A primeira vez que foi vítima de violência foi aos 17 anos, com o primeiro namorado, ainda no Rio de Janeiro, onde morava. O relacionamento, que começou bem, foi se tornando abusivo com o tempo. “Ele passou a se envolver com o tráfico de drogas e, mais tarde, foi preso e assassinado. Preferi me afastar; foi um grande trauma.”

Quando mudou pra Colatina, aqui no Estado, uma nova relação abusiva se iniciou. “Eu não gostava da cidade nem do trabalho. E via meu namorado como sendo a única coisa boa que estava acontecendo naquele momento na minha vida. Funcionava como o meu porto seguro. E essa situação abriu brecha para ele acabar crescendo e, inclusive, achar que eu dependia dele – nunca financeiramente, mas emocionalmente.”

A relação, que começou em 2008, durou sete anos, e a carioca sofreu nas mãos de um agressor. “Era uma relação abusiva e com muitas brigas. As coisas tinham que ser do jeito dele. É muito complicado quando achamos que só temos aquela pessoa e não percebemos essa violência psicológica. Ele me manipulou, me afastou dos amigos, alterava o tom de voz, fazia com que eu fosse a louca da história. Queria me manter presa a ele”, relata.

Aline nunca compartilhou as dores com a família. Era com as amigas que ela dividia as angústias e os medos. “Foram elas que abriram os meus olhos. Várias vezes ouvi: ‘Não dá para você colocar a sua vida na mão dele’”. Apesar dos avisos, foi o ex-namorado que terminou a relação.

Outro segredo, bem mais pesado, Aline carregou sozinha durante anos. Ela voltava de um jogo no Maracanã, no Rio de Janeiro, quando sofreu um estupro. “Estava com amigos, mas fui embora só. No caminho peguei uma van que tinha outras pessoas. Já era noite, tinha bebido, e queria chegar o mais rápido em casa. Pensei na minha segurança. Fui a última a descer e, na porta de casa, o motorista me agrediu física e sexualmente. Eu comecei a gritar e lembro dele dizendo: ‘Se gritar, vai sofrer’. Foi horrível! No dia seguinte fui encontrar os meus amigos, passei maquiagem nos hematomas para esconder, com vergonha. Não tive coragem de contar. Senti culpa, vergonha, nojo da pessoa e de mim. Só com o tempo compreendi que eu era vítima”.

Atualmente, ela trabalha no atendimento de mulheres vítimas de violência. “Me vejo muito nas histórias delas, mas dei um basta na violência que sofri e estou seguindo a minha vida”.

DADOS

No ano passado, a Polícia Civil registrou 12.771 ocorrências de violência contra mulheres no Espírito Santo (incluindo visitas tranquilizadoras), o que significa que, a cada 41 minutos, uma mulher foi agredida. Em 41 casos, a agressão atingiu seu ponto extremo: o feminicídio. Outros números são alarmantes. A cada 7.2 segundos uma mulher é vítima de violência física no país. Os dados mostram ainda que, enquanto o crime organizado mata jovens nas ruas, como numa guerra civil, o massacre feminino ocorre em casa. Segundo o Mapa da Violência, levantamento feito pelo sociólogo Julio Jacobo Waiselfisz, o Brasil é o quinto mais perigoso para as mulheres. Só não somos piores que El Salvador, Colômbia, Guatemala e Rússia. O Espírito Santo já foi o mais perigoso para uma mulher viver.

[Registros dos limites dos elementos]

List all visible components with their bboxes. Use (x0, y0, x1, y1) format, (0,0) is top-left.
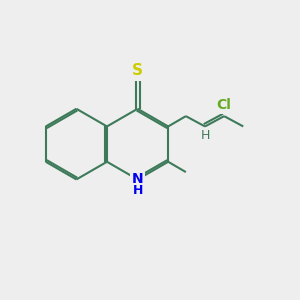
Text: H: H (200, 129, 210, 142)
Text: H: H (132, 184, 143, 197)
Text: S: S (132, 63, 143, 78)
Text: N: N (132, 172, 143, 186)
Text: Cl: Cl (217, 98, 232, 112)
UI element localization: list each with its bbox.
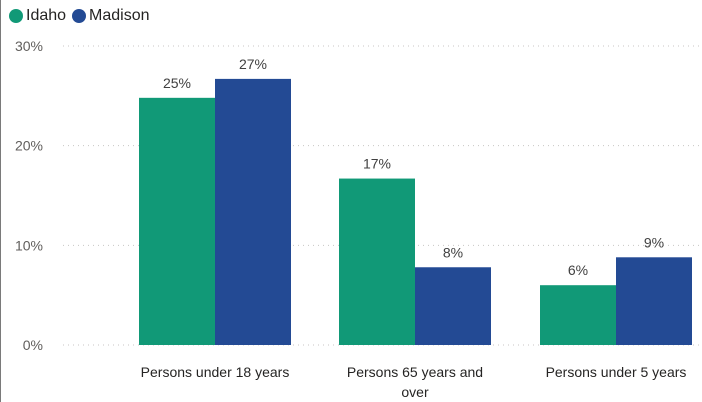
y-tick-label: 20%: [15, 138, 43, 154]
bar-madison[interactable]: [616, 257, 692, 345]
legend-label-madison: Madison: [89, 7, 150, 24]
x-category-label: Persons under 5 years: [546, 364, 687, 380]
bar-idaho[interactable]: [540, 285, 616, 345]
data-label: 9%: [644, 234, 664, 250]
x-category-label: over: [401, 384, 429, 400]
x-category-label: Persons 65 years and: [347, 364, 483, 380]
legend-marker-madison: [72, 9, 87, 23]
data-label: 27%: [239, 56, 267, 72]
y-tick-label: 0%: [23, 337, 43, 353]
data-label: 25%: [163, 75, 191, 91]
legend: Idaho Madison: [9, 5, 150, 27]
y-tick-label: 30%: [15, 38, 43, 54]
bar-idaho[interactable]: [339, 178, 415, 345]
bar-idaho[interactable]: [139, 97, 215, 346]
data-label: 8%: [443, 244, 463, 260]
legend-item-idaho[interactable]: Idaho: [9, 7, 66, 25]
legend-marker-idaho: [9, 9, 23, 23]
bar-madison[interactable]: [215, 78, 291, 345]
y-tick-label: 10%: [15, 237, 43, 253]
data-label: 17%: [363, 156, 391, 172]
legend-label-idaho: Idaho: [26, 7, 67, 24]
data-label: 6%: [568, 262, 588, 278]
legend-item-madison[interactable]: Madison: [72, 7, 150, 25]
x-category-label: Persons under 18 years: [141, 364, 290, 380]
bar-madison[interactable]: [415, 267, 491, 345]
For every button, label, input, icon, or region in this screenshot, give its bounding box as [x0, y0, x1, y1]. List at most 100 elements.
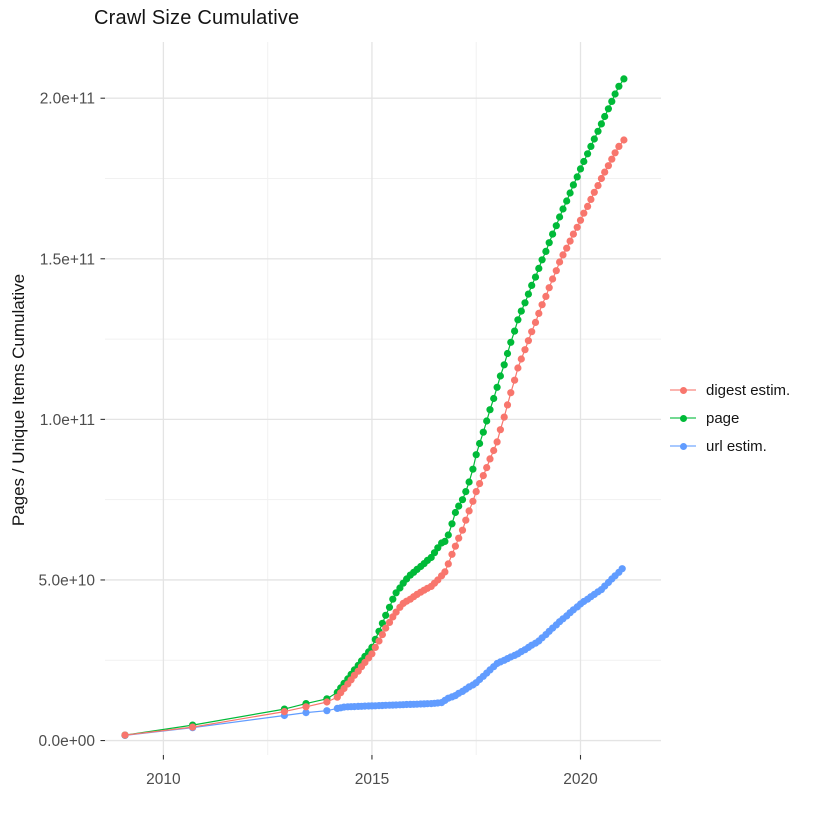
x-tick-label: 2020 [563, 771, 598, 788]
data-point [584, 202, 592, 210]
data-point [486, 455, 494, 463]
data-point [563, 244, 571, 252]
data-point [465, 507, 473, 515]
data-point [479, 472, 487, 480]
data-point [608, 97, 616, 105]
data-point [611, 149, 619, 157]
data-point [483, 417, 491, 425]
data-point [490, 446, 498, 455]
data-point [469, 465, 477, 473]
data-point [510, 327, 519, 335]
data-point [500, 413, 508, 421]
data-point [462, 516, 470, 524]
legend-dot-icon [679, 414, 687, 422]
data-point [549, 230, 557, 238]
data-point [535, 264, 543, 272]
data-point [375, 637, 383, 645]
data-point [496, 426, 504, 434]
data-point [382, 611, 390, 619]
y-tick-label: 2.0e+11 [40, 91, 95, 108]
data-point [545, 239, 553, 247]
data-point [483, 464, 491, 472]
data-point [368, 650, 376, 658]
data-point [559, 251, 567, 259]
legend-key-url [670, 436, 696, 456]
data-point [500, 361, 508, 369]
legend-label-page: page [706, 409, 740, 427]
data-point [584, 150, 592, 158]
data-point [451, 508, 459, 517]
data-point [434, 544, 442, 552]
legend: digest estim. page url estim. [670, 380, 790, 464]
data-point [496, 372, 504, 380]
data-point [455, 534, 463, 542]
data-point [493, 438, 501, 446]
data-point [594, 127, 602, 135]
data-point [479, 428, 487, 436]
data-point [590, 135, 598, 143]
data-point [385, 603, 394, 611]
data-point [448, 550, 456, 558]
data-point [514, 364, 522, 372]
data-point [280, 708, 288, 716]
data-point [608, 155, 616, 163]
data-point [594, 182, 602, 190]
data-point [528, 281, 536, 289]
data-point [392, 608, 400, 616]
data-point [531, 318, 540, 326]
data-point [524, 337, 533, 345]
data-point [531, 273, 540, 281]
data-point [545, 284, 553, 292]
legend-label-url: url estim. [706, 437, 767, 455]
data-point [472, 451, 480, 459]
data-point [556, 258, 564, 266]
legend-dot-icon [679, 386, 687, 394]
data-point [590, 188, 598, 196]
data-point [566, 237, 574, 245]
data-point [507, 338, 515, 346]
legend-entry-digest: digest estim. [670, 380, 790, 400]
data-point [389, 595, 397, 603]
data-point [559, 205, 567, 213]
data-point [486, 406, 494, 414]
data-point [323, 698, 331, 706]
data-point [524, 290, 533, 298]
y-tick-label: 0.0e+00 [39, 733, 96, 750]
data-point [493, 383, 501, 391]
data-point [462, 488, 470, 496]
data-point [517, 307, 525, 315]
data-point [302, 709, 310, 717]
data-point [566, 189, 574, 197]
data-point [302, 703, 310, 711]
data-point [121, 731, 129, 739]
data-point [378, 631, 386, 639]
legend-entry-url: url estim. [670, 436, 790, 456]
x-tick-label: 2015 [355, 771, 389, 788]
data-point [552, 222, 560, 230]
y-tick-label: 1.5e+11 [40, 251, 95, 268]
data-point [580, 157, 588, 166]
y-tick-label: 5.0e+10 [39, 572, 96, 589]
data-point [580, 209, 588, 217]
data-point [444, 560, 452, 568]
data-point [535, 309, 543, 317]
chart-title: Crawl Size Cumulative [94, 7, 300, 29]
data-point [451, 542, 459, 550]
data-point [458, 496, 467, 504]
data-point [444, 531, 452, 539]
data-point [503, 349, 512, 358]
data-point [441, 568, 449, 576]
data-point [448, 520, 456, 528]
data-point [476, 480, 484, 488]
data-point [392, 589, 400, 597]
data-point [552, 267, 560, 275]
data-point [573, 173, 581, 181]
data-point [455, 502, 463, 510]
data-point [441, 537, 449, 546]
data-point [521, 346, 529, 354]
data-point [601, 168, 609, 176]
data-point [472, 488, 480, 496]
data-point [597, 174, 606, 183]
data-point [465, 478, 473, 486]
data-point [542, 247, 550, 255]
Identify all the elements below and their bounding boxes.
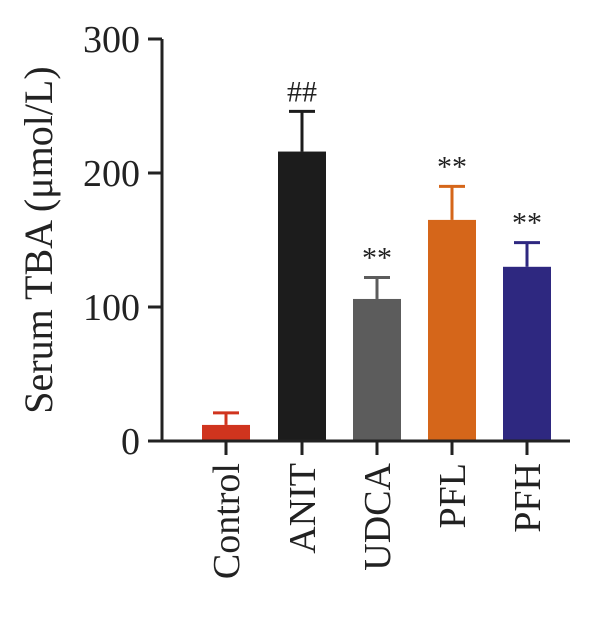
bars: ## ** ** ** (202, 75, 551, 441)
y-tick-label: 300 (83, 19, 140, 61)
x-tick-label: PFL (432, 463, 474, 528)
x-tick-label: Control (206, 463, 248, 579)
x-tick-label: ANIT (282, 463, 324, 554)
significance-label: ** (512, 207, 542, 240)
bar-anit (278, 151, 326, 441)
x-tick-label: PFH (507, 463, 549, 533)
bar-udca (353, 298, 401, 441)
bar-pfl (428, 219, 476, 441)
significance-label: ## (287, 75, 317, 108)
x-tick-label: UDCA (357, 462, 399, 570)
y-tick-label: 200 (83, 153, 140, 195)
y-tick-label: 0 (121, 421, 140, 463)
y-axis-label: Serum TBA (μmol/L) (16, 66, 61, 413)
bar-control (202, 424, 250, 441)
y-tick-label: 100 (83, 287, 140, 329)
x-axis: Control ANIT UDCA PFL PFH (162, 439, 570, 579)
bar-pfh (503, 266, 551, 441)
significance-label: ** (362, 242, 392, 275)
y-axis: 0 100 200 300 (83, 19, 164, 463)
significance-label: ** (437, 150, 467, 183)
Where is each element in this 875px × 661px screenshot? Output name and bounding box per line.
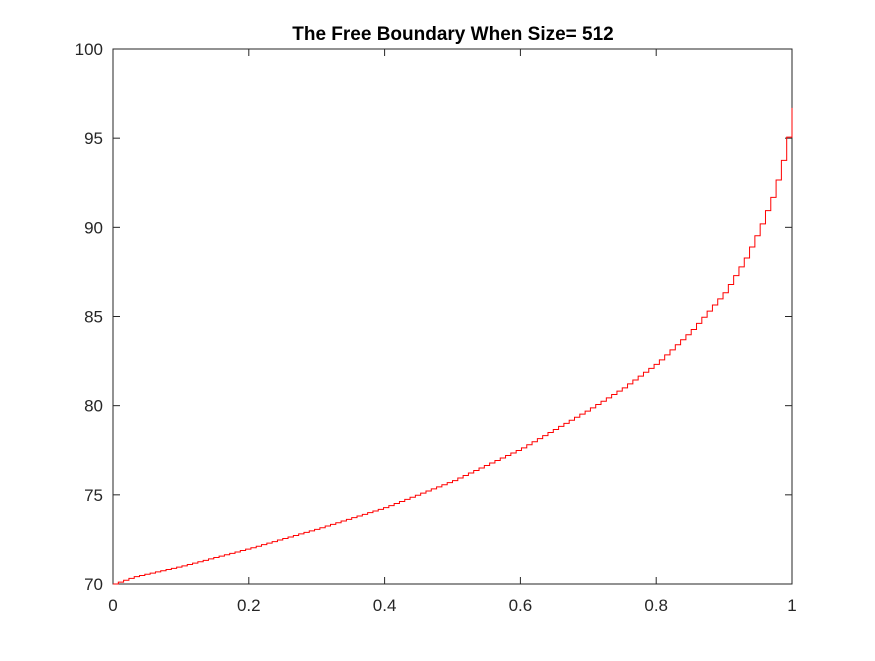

Objetivo 1: No texto sobre violência contra mulheres, por que, segundo Aline, o namorado de Colatina chegou a achar que ela dependia dele?
Objetivo 2: Edite o texto sobre violência contra mulheres, começando em "No ano passado, a" e terminando em "uma mulher viver.", e troque "ocorrências" por "registros".
Objetivo 3: Dê continuidade ao texto sobre violência contra mulheres a partir do ponto em que ele termina.

Resposta 1: Aline não gostava da cidade nem do trabalho e via o namorado como a única coisa boa na vida dela naquele momento, o seu porto seguro. Essa situação abriu espaço para ele crescer na relação e achar que ela dependia dele, não financeiramente, mas emocionalmente.

Resposta 2:
No ano passado, a Polícia Civil registrou 12.771 registros de violência contra mulheres no Espírito Santo (incluindo visitas tranquilizadoras), o que significa que, a cada 41 minutos, uma mulher foi agredida. Em 41 casos, a agressão atingiu seu ponto extremo: o feminicídio. Outros números são alarmantes. A cada 7.2 segundos uma mulher é vítima de violência física no país. Os dados mostram ainda que, enquanto o crime organizado mata jovens nas ruas, como numa guerra civil, o massacre feminino ocorre em casa. Segundo o Mapa da Violência, levantamento feito pelo sociólogo Julio Jacobo Waiselfisz, o Brasil é o quinto mais perigoso para as mulheres. Só não somos piores que El Salvador, Colômbia, Guatemala e Rússia. O Espírito Santo já foi o mais perigoso para uma mulher viver.

Resposta 3:
Para quebrar o silêncio, mulheres vítimas de violência contam nestas páginas como deram a volta por cima, após sofrerem nas mãos de namorados, maridos e desconhecidos. Foram violentadas simplesmente por serem mulheres.

Os caminhos para o fim da violência

O Espírito Santo liderou, por 10 anos, de 2002 a 2012, o triste ranking de assassinato de mulheres no país. Em 2009, atingiu a maior taxa de homicídios contra mulheres entre os estados brasileiros: 11 assassinatos por cada grupo de 100 mil, enquanto a média nacional foi de 4,4 mortes por 100 mil. Hoje o Estado ocupa a quinta posição.

Luciene Martins, 47 anos, foi assediada dentro do ônibus. (Carlos Alberto Silva)

A promotora de justiça Cláudia Santos Garcia, coordenadora estadual do Núcleo de Enfrentamento à Violência Doméstica e Familiar Contra a Mulher (Nevid), acredita que a raiz da violência contra a mulher é uma só: o machismo. “Quanto mais cedo romper com a violência, maior é a chance que a mulher tem de sobrevivência. É preciso fazer denúncias e procurar redes de apoio”, diz a promotora.

Ela explica que, para enfrentar a violência contra a mulher, é preciso a construção de políticas públicas para atender a pluralidade das mulheres - negras, brancas, idosas, indígenas, etc... “É preciso levar em consideração os contextos sociais onde elas estão inseridas. Como falar de políticas e não pensar em escola e creche com tempo integral, por exemplo”. Também é preciso incluir o homem nesse debate. “Precisamos ter trabalhos com os homens agressores, desnaturalizando essa conduta que o homem normaliza desde pequeno”.

Claudia diz ainda que, outro caminho, é a desmistificação dessa violência. “O entendimento de que viver com violência não é normal. Isso precisa ser assunto nas escolas e na sociedade. Precisamos falar que as mulheres estão morrendo por causa de uma cultura que as discrimina”.

Os sinais que a mulher apresenta

Quando percebe que faz sempre tudo o que não quer para evitar que seu parceiro saia do controle dele. Deixa de falar ou fazer o que pensa para evitar um problema maior.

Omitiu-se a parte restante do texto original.